*Directions for this task*. Look through the entries below and report how many lines hold the string "JSON". Only the number is wanted.
[start]
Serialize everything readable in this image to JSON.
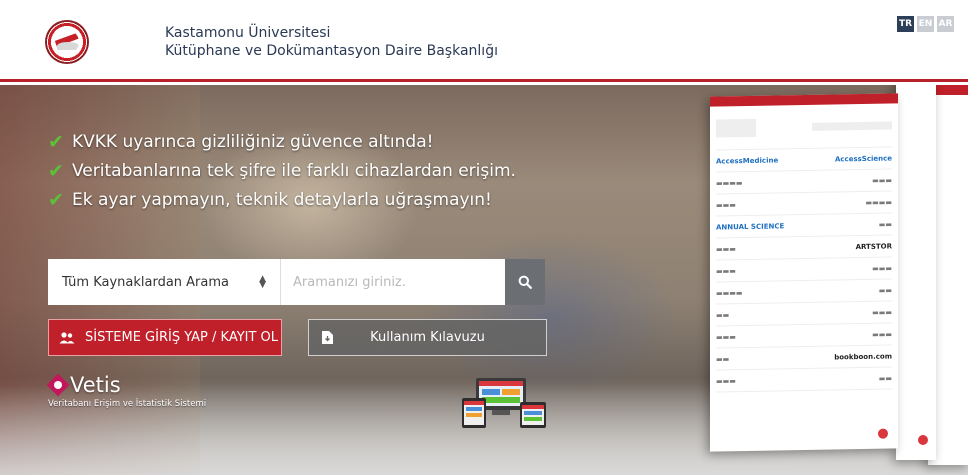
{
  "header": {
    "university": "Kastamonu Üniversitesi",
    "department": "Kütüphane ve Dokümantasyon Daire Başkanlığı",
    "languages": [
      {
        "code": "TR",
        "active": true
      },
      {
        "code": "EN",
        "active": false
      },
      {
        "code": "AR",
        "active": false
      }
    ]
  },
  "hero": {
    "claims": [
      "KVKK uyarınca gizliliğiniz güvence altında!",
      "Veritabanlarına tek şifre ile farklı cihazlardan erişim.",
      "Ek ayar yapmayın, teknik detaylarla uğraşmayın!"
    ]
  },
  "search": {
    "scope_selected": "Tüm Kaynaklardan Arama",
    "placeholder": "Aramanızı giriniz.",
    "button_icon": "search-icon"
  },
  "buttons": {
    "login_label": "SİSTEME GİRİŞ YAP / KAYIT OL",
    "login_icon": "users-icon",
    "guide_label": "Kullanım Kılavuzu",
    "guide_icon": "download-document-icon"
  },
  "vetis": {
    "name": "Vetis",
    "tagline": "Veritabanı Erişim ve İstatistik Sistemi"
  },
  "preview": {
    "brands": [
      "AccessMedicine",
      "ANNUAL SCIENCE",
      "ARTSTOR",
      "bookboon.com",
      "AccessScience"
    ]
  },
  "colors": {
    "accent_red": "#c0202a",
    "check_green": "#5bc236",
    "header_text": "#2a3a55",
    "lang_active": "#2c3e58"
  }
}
[end]
[start]
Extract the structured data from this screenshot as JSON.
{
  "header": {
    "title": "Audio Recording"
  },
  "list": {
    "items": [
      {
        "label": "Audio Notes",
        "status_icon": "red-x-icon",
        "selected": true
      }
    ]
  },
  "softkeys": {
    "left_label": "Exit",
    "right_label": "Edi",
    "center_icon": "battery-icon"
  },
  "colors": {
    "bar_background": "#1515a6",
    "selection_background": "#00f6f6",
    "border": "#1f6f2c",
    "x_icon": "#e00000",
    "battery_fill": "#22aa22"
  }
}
[end]
*Reply*. 2